-- Begin RECORD EXTRACTS --

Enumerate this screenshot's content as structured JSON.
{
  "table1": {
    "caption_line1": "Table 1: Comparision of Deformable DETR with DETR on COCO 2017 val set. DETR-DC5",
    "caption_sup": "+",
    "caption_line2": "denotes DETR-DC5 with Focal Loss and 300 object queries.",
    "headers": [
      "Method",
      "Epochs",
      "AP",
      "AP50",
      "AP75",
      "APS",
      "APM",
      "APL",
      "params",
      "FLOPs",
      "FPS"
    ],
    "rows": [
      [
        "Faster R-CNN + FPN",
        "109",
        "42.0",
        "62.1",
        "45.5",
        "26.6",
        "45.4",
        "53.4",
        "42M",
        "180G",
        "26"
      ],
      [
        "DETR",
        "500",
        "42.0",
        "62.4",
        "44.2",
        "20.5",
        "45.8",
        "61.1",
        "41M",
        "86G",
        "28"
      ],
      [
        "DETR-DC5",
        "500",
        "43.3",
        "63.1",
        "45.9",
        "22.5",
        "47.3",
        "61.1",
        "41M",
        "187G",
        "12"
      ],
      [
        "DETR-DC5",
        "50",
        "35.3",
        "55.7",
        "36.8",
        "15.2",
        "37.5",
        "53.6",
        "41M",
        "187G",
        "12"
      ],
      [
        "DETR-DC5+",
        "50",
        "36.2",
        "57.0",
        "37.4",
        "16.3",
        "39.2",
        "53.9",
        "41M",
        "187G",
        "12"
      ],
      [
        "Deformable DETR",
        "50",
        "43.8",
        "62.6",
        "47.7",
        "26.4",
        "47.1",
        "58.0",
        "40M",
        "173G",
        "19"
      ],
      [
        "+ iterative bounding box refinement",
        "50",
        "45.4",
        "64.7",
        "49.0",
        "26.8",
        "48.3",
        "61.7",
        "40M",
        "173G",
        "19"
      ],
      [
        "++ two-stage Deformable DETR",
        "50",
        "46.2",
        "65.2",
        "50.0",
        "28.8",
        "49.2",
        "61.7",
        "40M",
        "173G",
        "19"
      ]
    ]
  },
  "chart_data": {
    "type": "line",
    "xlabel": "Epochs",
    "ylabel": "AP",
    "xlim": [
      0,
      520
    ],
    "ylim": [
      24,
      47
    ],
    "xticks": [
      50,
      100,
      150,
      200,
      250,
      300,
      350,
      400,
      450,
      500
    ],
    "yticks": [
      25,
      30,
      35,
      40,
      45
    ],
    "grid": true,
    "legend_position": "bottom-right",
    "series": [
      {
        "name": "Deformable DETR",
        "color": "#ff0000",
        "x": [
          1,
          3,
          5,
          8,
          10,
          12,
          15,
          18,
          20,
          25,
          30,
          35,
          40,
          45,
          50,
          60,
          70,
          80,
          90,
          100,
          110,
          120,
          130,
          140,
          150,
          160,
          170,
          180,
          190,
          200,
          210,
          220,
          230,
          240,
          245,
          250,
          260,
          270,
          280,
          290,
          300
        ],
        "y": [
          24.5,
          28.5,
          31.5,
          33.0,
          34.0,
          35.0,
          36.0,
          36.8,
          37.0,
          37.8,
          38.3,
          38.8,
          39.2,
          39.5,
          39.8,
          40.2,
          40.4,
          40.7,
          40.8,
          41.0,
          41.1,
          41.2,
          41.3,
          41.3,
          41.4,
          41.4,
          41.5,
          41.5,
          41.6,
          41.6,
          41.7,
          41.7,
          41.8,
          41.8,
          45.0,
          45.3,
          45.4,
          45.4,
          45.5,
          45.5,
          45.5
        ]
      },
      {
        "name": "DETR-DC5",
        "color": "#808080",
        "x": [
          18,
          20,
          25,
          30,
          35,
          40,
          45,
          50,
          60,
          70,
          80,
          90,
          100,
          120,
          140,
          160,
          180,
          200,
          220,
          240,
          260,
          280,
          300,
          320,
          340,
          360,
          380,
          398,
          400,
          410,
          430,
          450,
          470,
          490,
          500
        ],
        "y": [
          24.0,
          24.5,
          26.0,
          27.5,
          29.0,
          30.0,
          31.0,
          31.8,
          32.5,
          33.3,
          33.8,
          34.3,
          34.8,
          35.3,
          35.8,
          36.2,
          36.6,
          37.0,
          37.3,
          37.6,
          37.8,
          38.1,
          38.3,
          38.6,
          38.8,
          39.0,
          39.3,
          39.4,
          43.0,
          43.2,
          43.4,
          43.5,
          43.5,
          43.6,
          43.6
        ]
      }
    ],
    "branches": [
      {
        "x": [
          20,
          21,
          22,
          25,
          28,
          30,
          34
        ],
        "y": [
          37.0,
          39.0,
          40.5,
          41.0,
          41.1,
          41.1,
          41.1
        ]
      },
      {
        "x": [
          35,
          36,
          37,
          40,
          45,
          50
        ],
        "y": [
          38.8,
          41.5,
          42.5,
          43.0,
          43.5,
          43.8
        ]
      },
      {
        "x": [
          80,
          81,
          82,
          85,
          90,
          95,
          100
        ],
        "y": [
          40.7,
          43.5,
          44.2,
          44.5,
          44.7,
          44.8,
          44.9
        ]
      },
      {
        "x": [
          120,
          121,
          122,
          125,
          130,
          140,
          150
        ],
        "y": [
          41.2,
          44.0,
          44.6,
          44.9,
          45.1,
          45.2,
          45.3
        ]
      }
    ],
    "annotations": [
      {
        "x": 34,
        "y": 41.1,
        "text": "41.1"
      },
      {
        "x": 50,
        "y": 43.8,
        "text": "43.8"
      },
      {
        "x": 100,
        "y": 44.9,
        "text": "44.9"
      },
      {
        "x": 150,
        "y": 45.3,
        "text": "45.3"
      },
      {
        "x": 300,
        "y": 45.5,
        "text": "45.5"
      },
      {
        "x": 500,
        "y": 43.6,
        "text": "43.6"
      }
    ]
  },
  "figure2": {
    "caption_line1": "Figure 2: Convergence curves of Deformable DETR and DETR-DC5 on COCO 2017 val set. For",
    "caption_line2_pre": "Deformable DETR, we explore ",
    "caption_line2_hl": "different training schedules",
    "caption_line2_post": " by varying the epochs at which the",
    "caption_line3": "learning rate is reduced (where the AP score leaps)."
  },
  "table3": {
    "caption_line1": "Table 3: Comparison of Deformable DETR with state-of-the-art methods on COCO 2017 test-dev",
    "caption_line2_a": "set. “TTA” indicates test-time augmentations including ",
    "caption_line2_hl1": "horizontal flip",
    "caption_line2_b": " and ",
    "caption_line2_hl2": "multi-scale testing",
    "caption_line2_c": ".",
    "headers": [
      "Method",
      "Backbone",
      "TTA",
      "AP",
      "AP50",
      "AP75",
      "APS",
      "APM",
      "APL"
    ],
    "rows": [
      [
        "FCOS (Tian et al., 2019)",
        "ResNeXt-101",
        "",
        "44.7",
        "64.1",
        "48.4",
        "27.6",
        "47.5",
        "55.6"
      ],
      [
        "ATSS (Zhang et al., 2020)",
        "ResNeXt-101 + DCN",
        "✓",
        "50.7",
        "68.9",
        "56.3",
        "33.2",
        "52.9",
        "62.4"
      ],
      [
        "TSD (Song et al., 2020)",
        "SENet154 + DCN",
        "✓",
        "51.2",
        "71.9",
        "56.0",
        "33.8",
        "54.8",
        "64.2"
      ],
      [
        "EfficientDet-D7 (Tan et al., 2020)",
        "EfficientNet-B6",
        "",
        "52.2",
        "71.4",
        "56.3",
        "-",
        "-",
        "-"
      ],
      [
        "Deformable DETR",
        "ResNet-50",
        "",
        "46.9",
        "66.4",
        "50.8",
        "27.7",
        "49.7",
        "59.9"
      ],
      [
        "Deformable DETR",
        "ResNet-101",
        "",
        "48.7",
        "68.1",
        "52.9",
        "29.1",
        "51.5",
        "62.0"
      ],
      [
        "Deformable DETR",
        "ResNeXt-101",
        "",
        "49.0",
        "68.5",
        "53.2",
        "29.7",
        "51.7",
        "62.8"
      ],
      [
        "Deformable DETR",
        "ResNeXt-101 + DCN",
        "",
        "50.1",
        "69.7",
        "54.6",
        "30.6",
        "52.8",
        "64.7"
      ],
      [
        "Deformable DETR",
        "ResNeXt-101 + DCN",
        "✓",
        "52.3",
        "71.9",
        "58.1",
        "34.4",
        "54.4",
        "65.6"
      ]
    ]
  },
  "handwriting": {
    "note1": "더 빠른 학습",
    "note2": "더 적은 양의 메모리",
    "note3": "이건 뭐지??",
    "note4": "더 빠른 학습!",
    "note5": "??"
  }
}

-- End RECORD EXTRACTS --

• [TASK]: Scan the material above. Return every line containing the string "text".

• [SOLUTION TO THIS EXERCISE]:
        "text": "41.1"
        "text": "43.8"
        "text": "44.9"
        "text": "45.3"
        "text": "45.5"
        "text": "43.6"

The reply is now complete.